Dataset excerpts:
-------
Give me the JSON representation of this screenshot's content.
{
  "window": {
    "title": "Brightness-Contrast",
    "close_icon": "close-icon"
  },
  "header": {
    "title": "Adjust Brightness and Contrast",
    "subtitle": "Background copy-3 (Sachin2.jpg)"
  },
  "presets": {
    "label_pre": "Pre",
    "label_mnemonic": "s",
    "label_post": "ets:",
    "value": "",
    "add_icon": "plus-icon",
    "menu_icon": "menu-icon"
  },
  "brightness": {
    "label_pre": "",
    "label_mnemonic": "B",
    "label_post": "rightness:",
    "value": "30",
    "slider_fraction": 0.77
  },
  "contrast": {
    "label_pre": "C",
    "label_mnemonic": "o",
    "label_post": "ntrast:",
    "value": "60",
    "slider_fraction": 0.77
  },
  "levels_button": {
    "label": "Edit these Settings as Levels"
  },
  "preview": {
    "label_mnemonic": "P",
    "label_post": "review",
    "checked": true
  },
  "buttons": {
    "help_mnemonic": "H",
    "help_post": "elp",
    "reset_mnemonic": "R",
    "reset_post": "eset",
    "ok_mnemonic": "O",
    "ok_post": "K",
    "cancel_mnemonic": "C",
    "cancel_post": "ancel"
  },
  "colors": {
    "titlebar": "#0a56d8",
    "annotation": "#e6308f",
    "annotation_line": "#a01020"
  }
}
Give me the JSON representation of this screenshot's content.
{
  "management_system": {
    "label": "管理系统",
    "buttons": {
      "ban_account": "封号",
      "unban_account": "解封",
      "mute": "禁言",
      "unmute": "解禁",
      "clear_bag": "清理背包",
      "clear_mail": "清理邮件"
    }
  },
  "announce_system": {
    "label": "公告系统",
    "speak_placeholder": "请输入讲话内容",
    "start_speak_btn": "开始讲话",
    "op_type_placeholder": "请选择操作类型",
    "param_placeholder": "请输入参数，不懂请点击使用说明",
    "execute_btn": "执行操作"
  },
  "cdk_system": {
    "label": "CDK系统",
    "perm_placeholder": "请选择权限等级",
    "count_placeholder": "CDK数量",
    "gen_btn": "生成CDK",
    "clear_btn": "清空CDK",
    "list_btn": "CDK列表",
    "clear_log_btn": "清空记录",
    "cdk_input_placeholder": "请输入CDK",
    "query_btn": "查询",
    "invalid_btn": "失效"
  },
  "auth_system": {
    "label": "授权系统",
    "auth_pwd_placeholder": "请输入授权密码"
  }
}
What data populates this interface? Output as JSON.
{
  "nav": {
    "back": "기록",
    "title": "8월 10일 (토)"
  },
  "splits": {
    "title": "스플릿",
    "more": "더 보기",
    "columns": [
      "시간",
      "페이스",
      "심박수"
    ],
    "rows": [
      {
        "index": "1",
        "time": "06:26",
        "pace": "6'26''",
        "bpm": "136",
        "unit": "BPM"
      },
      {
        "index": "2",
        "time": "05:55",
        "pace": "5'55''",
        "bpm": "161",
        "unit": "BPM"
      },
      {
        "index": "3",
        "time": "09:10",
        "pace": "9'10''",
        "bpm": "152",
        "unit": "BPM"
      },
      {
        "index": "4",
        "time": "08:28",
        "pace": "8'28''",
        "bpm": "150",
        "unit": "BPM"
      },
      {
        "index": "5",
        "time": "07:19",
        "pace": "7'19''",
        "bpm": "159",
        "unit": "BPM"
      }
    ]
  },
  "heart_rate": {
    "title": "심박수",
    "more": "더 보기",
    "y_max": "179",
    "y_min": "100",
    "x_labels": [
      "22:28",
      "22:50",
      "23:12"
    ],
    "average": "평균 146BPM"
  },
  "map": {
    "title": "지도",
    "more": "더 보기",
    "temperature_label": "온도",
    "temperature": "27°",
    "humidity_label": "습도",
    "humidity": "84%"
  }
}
-------
## Your task
Copy each record from above without leaving any out.

## The response
Give me the JSON representation of this screenshot's content.
{
  "window": {
    "title": "Brightness-Contrast",
    "close_icon": "close-icon"
  },
  "header": {
    "title": "Adjust Brightness and Contrast",
    "subtitle": "Background copy-3 (Sachin2.jpg)"
  },
  "presets": {
    "label_pre": "Pre",
    "label_mnemonic": "s",
    "label_post": "ets:",
    "value": "",
    "add_icon": "plus-icon",
    "menu_icon": "menu-icon"
  },
  "brightness": {
    "label_pre": "",
    "label_mnemonic": "B",
    "label_post": "rightness:",
    "value": "30",
    "slider_fraction": 0.77
  },
  "contrast": {
    "label_pre": "C",
    "label_mnemonic": "o",
    "label_post": "ntrast:",
    "value": "60",
    "slider_fraction": 0.77
  },
  "levels_button": {
    "label": "Edit these Settings as Levels"
  },
  "preview": {
    "label_mnemonic": "P",
    "label_post": "review",
    "checked": true
  },
  "buttons": {
    "help_mnemonic": "H",
    "help_post": "elp",
    "reset_mnemonic": "R",
    "reset_post": "eset",
    "ok_mnemonic": "O",
    "ok_post": "K",
    "cancel_mnemonic": "C",
    "cancel_post": "ancel"
  },
  "colors": {
    "titlebar": "#0a56d8",
    "annotation": "#e6308f",
    "annotation_line": "#a01020"
  }
}
Give me the JSON representation of this screenshot's content.
{
  "management_system": {
    "label": "管理系统",
    "buttons": {
      "ban_account": "封号",
      "unban_account": "解封",
      "mute": "禁言",
      "unmute": "解禁",
      "clear_bag": "清理背包",
      "clear_mail": "清理邮件"
    }
  },
  "announce_system": {
    "label": "公告系统",
    "speak_placeholder": "请输入讲话内容",
    "start_speak_btn": "开始讲话",
    "op_type_placeholder": "请选择操作类型",
    "param_placeholder": "请输入参数，不懂请点击使用说明",
    "execute_btn": "执行操作"
  },
  "cdk_system": {
    "label": "CDK系统",
    "perm_placeholder": "请选择权限等级",
    "count_placeholder": "CDK数量",
    "gen_btn": "生成CDK",
    "clear_btn": "清空CDK",
    "list_btn": "CDK列表",
    "clear_log_btn": "清空记录",
    "cdk_input_placeholder": "请输入CDK",
    "query_btn": "查询",
    "invalid_btn": "失效"
  },
  "auth_system": {
    "label": "授权系统",
    "auth_pwd_placeholder": "请输入授权密码"
  }
}
What data populates this interface? Output as JSON.
{
  "nav": {
    "back": "기록",
    "title": "8월 10일 (토)"
  },
  "splits": {
    "title": "스플릿",
    "more": "더 보기",
    "columns": [
      "시간",
      "페이스",
      "심박수"
    ],
    "rows": [
      {
        "index": "1",
        "time": "06:26",
        "pace": "6'26''",
        "bpm": "136",
        "unit": "BPM"
      },
      {
        "index": "2",
        "time": "05:55",
        "pace": "5'55''",
        "bpm": "161",
        "unit": "BPM"
      },
      {
        "index": "3",
        "time": "09:10",
        "pace": "9'10''",
        "bpm": "152",
        "unit": "BPM"
      },
      {
        "index": "4",
        "time": "08:28",
        "pace": "8'28''",
        "bpm": "150",
        "unit": "BPM"
      },
      {
        "index": "5",
        "time": "07:19",
        "pace": "7'19''",
        "bpm": "159",
        "unit": "BPM"
      }
    ]
  },
  "heart_rate": {
    "title": "심박수",
    "more": "더 보기",
    "y_max": "179",
    "y_min": "100",
    "x_labels": [
      "22:28",
      "22:50",
      "23:12"
    ],
    "average": "평균 146BPM"
  },
  "map": {
    "title": "지도",
    "more": "더 보기",
    "temperature_label": "온도",
    "temperature": "27°",
    "humidity_label": "습도",
    "humidity": "84%"
  }
}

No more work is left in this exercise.